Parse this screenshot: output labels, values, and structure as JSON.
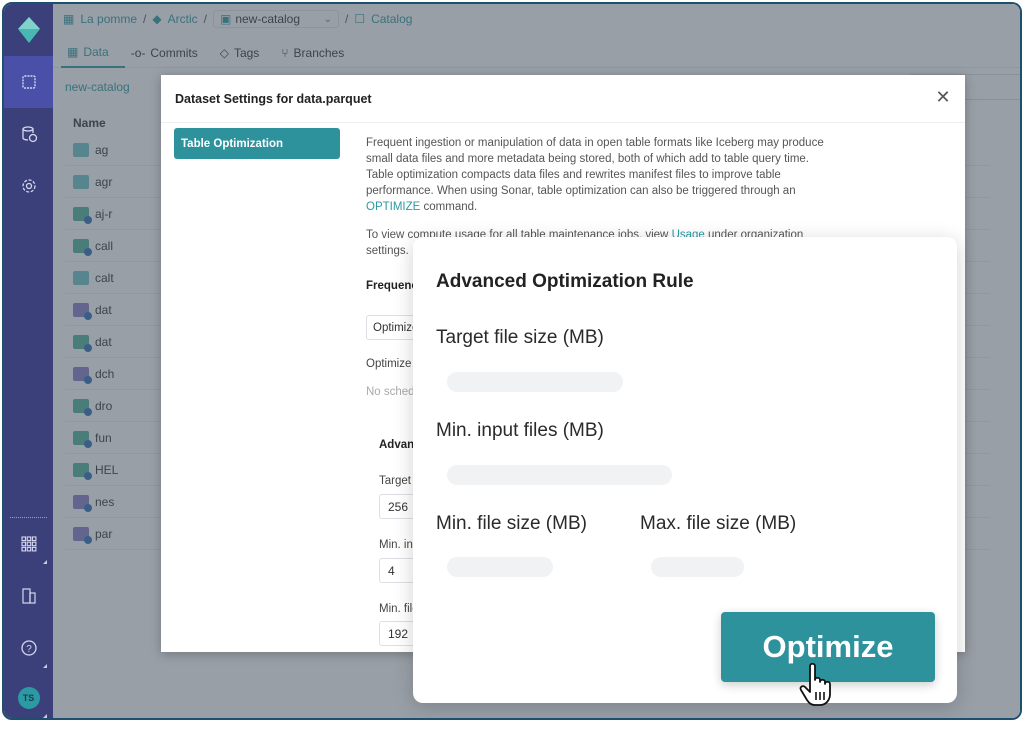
{
  "breadcrumb": {
    "org": "La pomme",
    "project": "Arctic",
    "catalog_select": "new-catalog",
    "section": "Catalog",
    "separator": "/"
  },
  "tabs": [
    {
      "label": "Data",
      "icon": "grid-icon",
      "active": true
    },
    {
      "label": "Commits",
      "icon": "commit-icon",
      "active": false
    },
    {
      "label": "Tags",
      "icon": "tag-icon",
      "active": false
    },
    {
      "label": "Branches",
      "icon": "branch-icon",
      "active": false
    }
  ],
  "namespace_path": "new-catalog",
  "list": {
    "header": "Name",
    "rows": [
      {
        "name": "ag",
        "type": "folder"
      },
      {
        "name": "agr",
        "type": "folder"
      },
      {
        "name": "aj-r",
        "type": "table-iceberg"
      },
      {
        "name": "call",
        "type": "table-iceberg"
      },
      {
        "name": "calt",
        "type": "folder"
      },
      {
        "name": "dat",
        "type": "table-delta"
      },
      {
        "name": "dat",
        "type": "table-iceberg"
      },
      {
        "name": "dch",
        "type": "table-delta"
      },
      {
        "name": "dro",
        "type": "table-iceberg"
      },
      {
        "name": "fun",
        "type": "table-iceberg"
      },
      {
        "name": "HEL",
        "type": "table-iceberg"
      },
      {
        "name": "nes",
        "type": "table-delta"
      },
      {
        "name": "par",
        "type": "table-delta"
      }
    ]
  },
  "sidebar": {
    "items": [
      {
        "name": "logo",
        "icon": "iceberg-logo-icon"
      },
      {
        "name": "catalog",
        "icon": "catalog-icon",
        "active": true
      },
      {
        "name": "datasets",
        "icon": "database-icon"
      },
      {
        "name": "settings",
        "icon": "gear-icon"
      },
      {
        "name": "apps",
        "icon": "grid-apps-icon"
      },
      {
        "name": "organization",
        "icon": "building-icon"
      },
      {
        "name": "help",
        "icon": "help-icon"
      }
    ],
    "avatar_initials": "TS"
  },
  "dialog": {
    "title": "Dataset Settings for data.parquet",
    "nav_item": "Table Optimization",
    "description_1": "Frequent ingestion or manipulation of data in open table formats like Iceberg may produce small data files and more metadata being stored, both of which add to table query time. Table optimization compacts data files and rewrites manifest files to improve table performance. When using Sonar, table optimization can also be triggered through an ",
    "optimize_command": "OPTIMIZE",
    "description_1_end": " command.",
    "description_2": "To view compute usage for all table maintenance jobs, view ",
    "usage_link": "Usage",
    "description_2_end": " under organization settings.",
    "frequency_label": "Frequency to run",
    "optimize_once_button": "Optimize once",
    "optimize_regularly_label": "Optimize regularly",
    "no_schedule": "No schedule yet.",
    "advanced_title": "Advanced confi",
    "fields": [
      {
        "label": "Target file size (",
        "value": "256"
      },
      {
        "label": "Min. input files",
        "value": "4"
      },
      {
        "label": "Min. file size (M",
        "value": "192"
      }
    ]
  },
  "card": {
    "title": "Advanced Optimization Rule",
    "target_label": "Target file size (MB)",
    "min_input_label": "Min. input files (MB)",
    "min_size_label": "Min. file size (MB)",
    "max_size_label": "Max. file size (MB)",
    "button_label": "Optimize"
  },
  "colors": {
    "accent": "#2e929d",
    "sidebar": "#3b3f7a",
    "sidebar_active": "#4a4fa8"
  }
}
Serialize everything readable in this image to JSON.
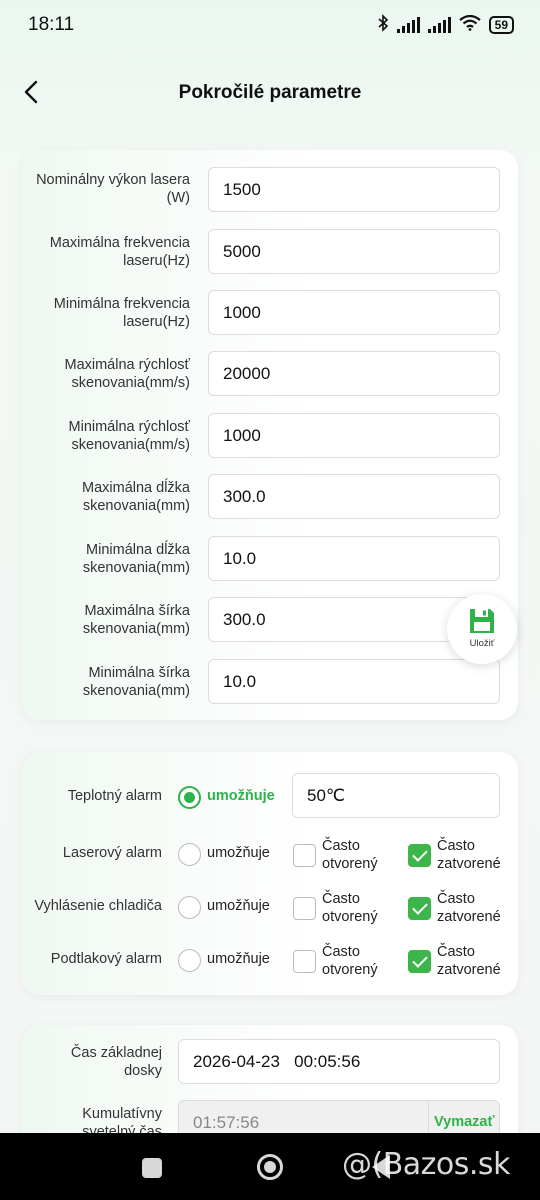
{
  "status_bar": {
    "time": "18:11",
    "battery": "59",
    "icons": [
      "bluetooth-icon",
      "signal-icon",
      "signal-icon",
      "wifi-icon",
      "battery-icon"
    ]
  },
  "header": {
    "title": "Pokročilé parametre",
    "back_icon": "chevron-left-icon"
  },
  "params": [
    {
      "label": "Nominálny výkon lasera (W)",
      "value": "1500"
    },
    {
      "label": "Maximálna frekvencia laseru(Hz)",
      "value": "5000"
    },
    {
      "label": "Minimálna frekvencia laseru(Hz)",
      "value": "1000"
    },
    {
      "label": "Maximálna rýchlosť skenovania(mm/s)",
      "value": "20000"
    },
    {
      "label": "Minimálna rýchlosť skenovania(mm/s)",
      "value": "1000"
    },
    {
      "label": "Maximálna dĺžka skenovania(mm)",
      "value": "300.0"
    },
    {
      "label": "Minimálna dĺžka skenovania(mm)",
      "value": "10.0"
    },
    {
      "label": "Maximálna šírka skenovania(mm)",
      "value": "300.0"
    },
    {
      "label": "Minimálna šírka skenovania(mm)",
      "value": "10.0"
    }
  ],
  "save": {
    "label": "Uložiť",
    "icon": "floppy-disk-icon",
    "color": "#2db34a"
  },
  "alarms": {
    "temp": {
      "label": "Teplotný alarm",
      "option": "umožňuje",
      "enabled": true,
      "value": "50℃"
    },
    "rows": [
      {
        "label": "Laserový alarm",
        "option": "umožňuje",
        "open_label_1": "Často",
        "open_label_2": "otvorený",
        "closed_label_1": "Často",
        "closed_label_2": "zatvorené"
      },
      {
        "label": "Vyhlásenie chladiča",
        "option": "umožňuje",
        "open_label_1": "Často",
        "open_label_2": "otvorený",
        "closed_label_1": "Často",
        "closed_label_2": "zatvorené"
      },
      {
        "label": "Podtlakový alarm",
        "option": "umožňuje",
        "open_label_1": "Často",
        "open_label_2": "otvorený",
        "closed_label_1": "Často",
        "closed_label_2": "zatvorené"
      }
    ]
  },
  "time_section": {
    "base_label_1": "Čas základnej",
    "base_label_2": "dosky",
    "base_date": "2026-04-23",
    "base_time": "00:05:56",
    "cum_label_1": "Kumulatívny",
    "cum_label_2": "svetelný čas",
    "cum_value": "01:57:56",
    "clear_label": "Vymazať"
  },
  "watermark": "@(Bazos.sk",
  "accent_color": "#2db34a"
}
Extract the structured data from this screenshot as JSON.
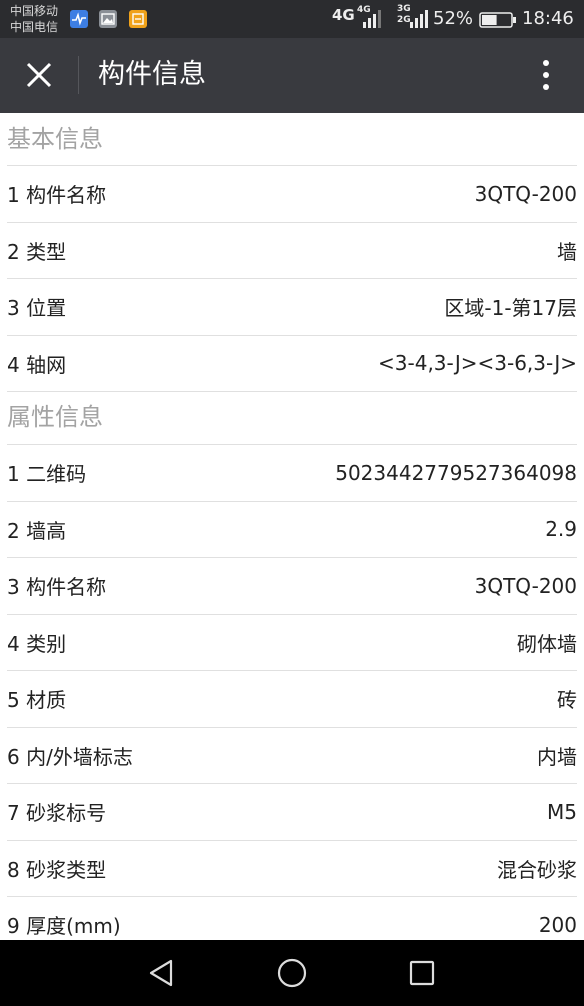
{
  "status_bar": {
    "carrier_1": "中国移动",
    "carrier_2": "中国电信",
    "network_1": "4G",
    "network_2": "4G",
    "network_3a": "3G",
    "network_3b": "2G",
    "battery_percent": "52%",
    "battery_level": 0.52,
    "time": "18:46"
  },
  "header": {
    "title": "构件信息",
    "close_icon": "close-icon",
    "more_icon": "more-vertical-icon"
  },
  "sections": {
    "basic": {
      "title": "基本信息",
      "rows": [
        {
          "label": "1 构件名称",
          "value": "3QTQ-200"
        },
        {
          "label": "2 类型",
          "value": "墙"
        },
        {
          "label": "3 位置",
          "value": "区域-1-第17层"
        },
        {
          "label": "4 轴网",
          "value": "<3-4,3-J><3-6,3-J>"
        }
      ]
    },
    "properties": {
      "title": "属性信息",
      "rows": [
        {
          "label": "1 二维码",
          "value": "5023442779527364098"
        },
        {
          "label": "2 墙高",
          "value": "2.9"
        },
        {
          "label": "3 构件名称",
          "value": "3QTQ-200"
        },
        {
          "label": "4 类别",
          "value": "砌体墙"
        },
        {
          "label": "5 材质",
          "value": "砖"
        },
        {
          "label": "6 内/外墙标志",
          "value": "内墙"
        },
        {
          "label": "7 砂浆标号",
          "value": "M5"
        },
        {
          "label": "8 砂浆类型",
          "value": "混合砂浆"
        },
        {
          "label": "9 厚度(mm)",
          "value": "200"
        }
      ]
    }
  },
  "nav": {
    "back_icon": "back-triangle-icon",
    "home_icon": "home-circle-icon",
    "recent_icon": "recent-square-icon"
  },
  "colors": {
    "status_bar_bg": "#2b2c2f",
    "header_bg": "#393a3f",
    "section_title": "#a3a3a3",
    "text": "#222222",
    "divider": "#e0e0e0"
  }
}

▸ Short problem: Copy every line above that holds the word "organization".

▸ Answer to this exercise:
        "name": "organization",
    "description_2_end": " under organization settings.",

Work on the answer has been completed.